Search the material for the word "this" and copy each line that holds it.

╭─ DATA RECORDS

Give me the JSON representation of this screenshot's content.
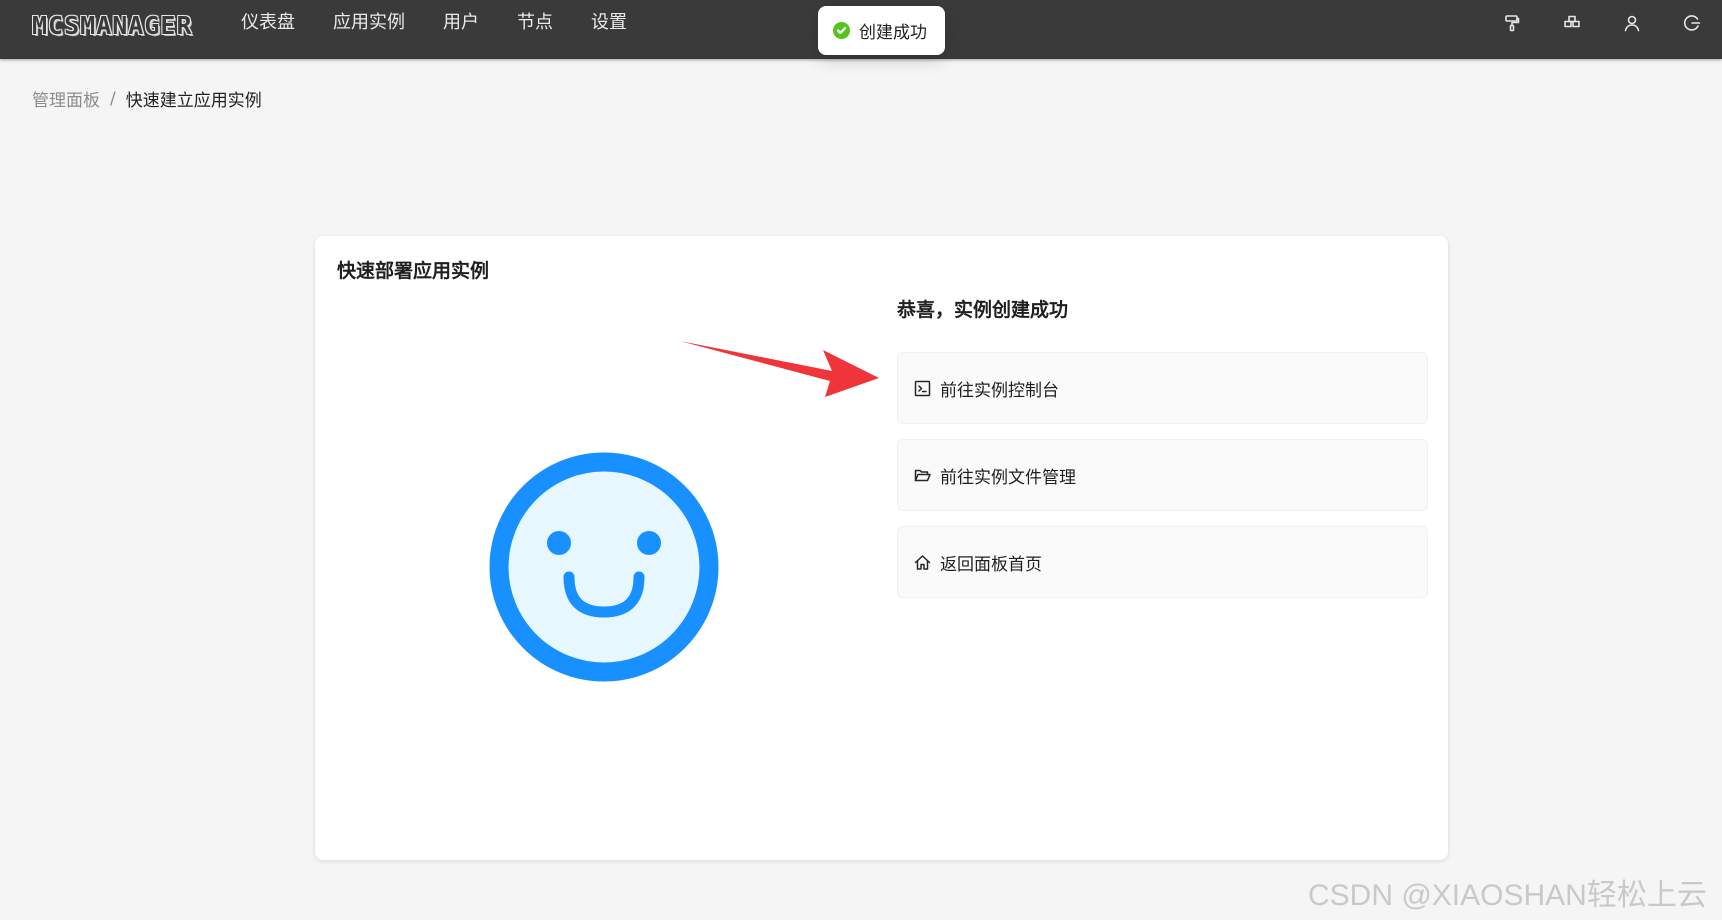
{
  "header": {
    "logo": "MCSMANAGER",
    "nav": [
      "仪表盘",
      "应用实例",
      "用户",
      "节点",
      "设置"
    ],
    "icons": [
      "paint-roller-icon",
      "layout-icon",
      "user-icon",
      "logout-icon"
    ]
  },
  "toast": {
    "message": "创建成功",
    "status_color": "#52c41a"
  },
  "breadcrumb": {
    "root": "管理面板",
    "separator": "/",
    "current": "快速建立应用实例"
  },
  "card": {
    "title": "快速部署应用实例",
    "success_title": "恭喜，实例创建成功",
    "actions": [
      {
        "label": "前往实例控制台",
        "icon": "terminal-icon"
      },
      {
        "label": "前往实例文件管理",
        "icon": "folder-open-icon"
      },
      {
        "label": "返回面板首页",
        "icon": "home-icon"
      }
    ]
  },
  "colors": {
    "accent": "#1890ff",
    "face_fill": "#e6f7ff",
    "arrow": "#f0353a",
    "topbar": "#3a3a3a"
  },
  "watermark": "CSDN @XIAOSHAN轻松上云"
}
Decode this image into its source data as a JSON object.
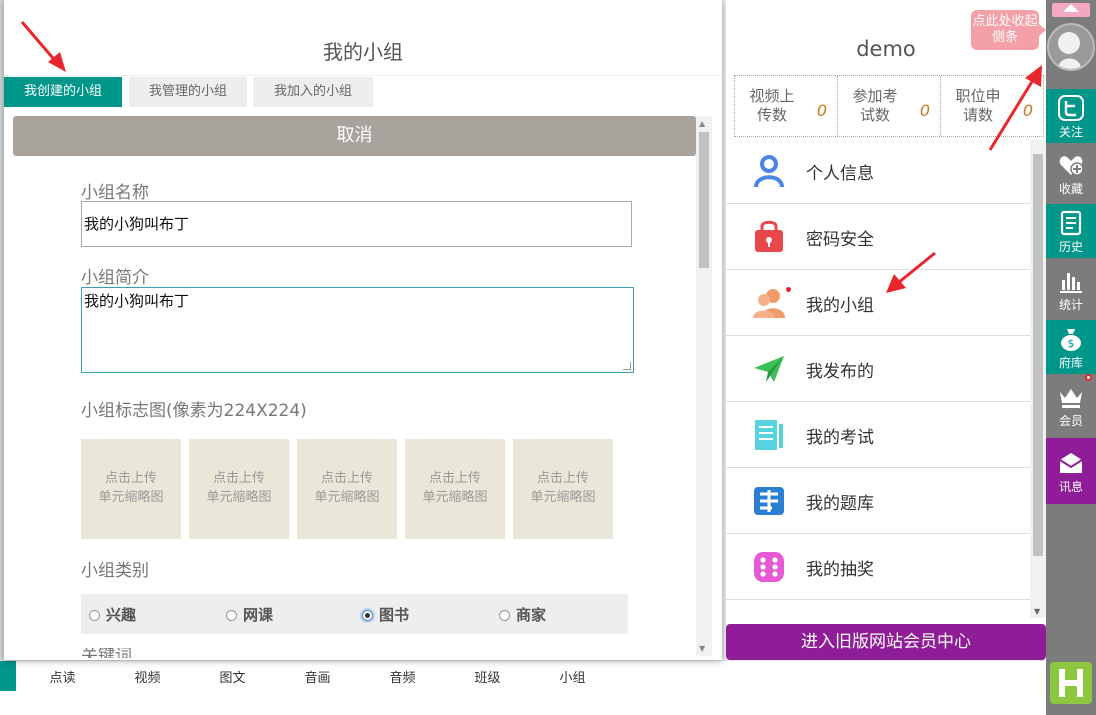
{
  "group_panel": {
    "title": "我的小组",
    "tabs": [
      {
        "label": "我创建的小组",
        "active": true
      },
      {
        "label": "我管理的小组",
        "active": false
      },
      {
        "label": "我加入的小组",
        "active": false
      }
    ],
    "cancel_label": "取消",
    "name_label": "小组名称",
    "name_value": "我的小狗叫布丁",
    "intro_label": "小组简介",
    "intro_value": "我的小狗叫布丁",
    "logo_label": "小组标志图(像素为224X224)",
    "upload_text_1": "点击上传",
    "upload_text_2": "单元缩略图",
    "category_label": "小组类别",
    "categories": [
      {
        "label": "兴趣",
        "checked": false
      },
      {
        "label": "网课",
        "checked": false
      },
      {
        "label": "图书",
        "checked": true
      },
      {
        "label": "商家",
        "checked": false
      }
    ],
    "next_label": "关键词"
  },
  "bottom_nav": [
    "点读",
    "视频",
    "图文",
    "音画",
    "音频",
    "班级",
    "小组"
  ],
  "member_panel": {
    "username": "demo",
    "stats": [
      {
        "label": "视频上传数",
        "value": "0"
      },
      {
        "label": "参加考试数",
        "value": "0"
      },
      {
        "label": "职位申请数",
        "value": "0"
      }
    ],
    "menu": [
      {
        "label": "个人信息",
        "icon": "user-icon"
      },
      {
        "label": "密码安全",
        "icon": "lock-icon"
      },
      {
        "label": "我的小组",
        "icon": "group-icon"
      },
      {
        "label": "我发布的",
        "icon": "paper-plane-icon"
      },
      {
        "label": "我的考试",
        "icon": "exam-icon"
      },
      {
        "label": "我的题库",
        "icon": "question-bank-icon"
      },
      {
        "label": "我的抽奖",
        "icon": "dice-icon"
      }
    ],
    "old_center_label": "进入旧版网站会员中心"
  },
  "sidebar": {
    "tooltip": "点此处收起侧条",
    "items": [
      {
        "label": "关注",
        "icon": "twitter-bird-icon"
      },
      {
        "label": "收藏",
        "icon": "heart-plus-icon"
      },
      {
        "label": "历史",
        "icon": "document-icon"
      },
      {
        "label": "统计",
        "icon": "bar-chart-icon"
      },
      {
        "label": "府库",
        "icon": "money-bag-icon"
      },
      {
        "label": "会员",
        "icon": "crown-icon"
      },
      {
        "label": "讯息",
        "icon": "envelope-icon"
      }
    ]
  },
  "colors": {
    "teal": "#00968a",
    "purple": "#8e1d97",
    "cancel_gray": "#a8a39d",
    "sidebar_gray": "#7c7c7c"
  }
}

╰─

• **FULL SOLUTION**
Give me the JSON representation of this screenshot's content.
Decode this image into its source data as a JSON object.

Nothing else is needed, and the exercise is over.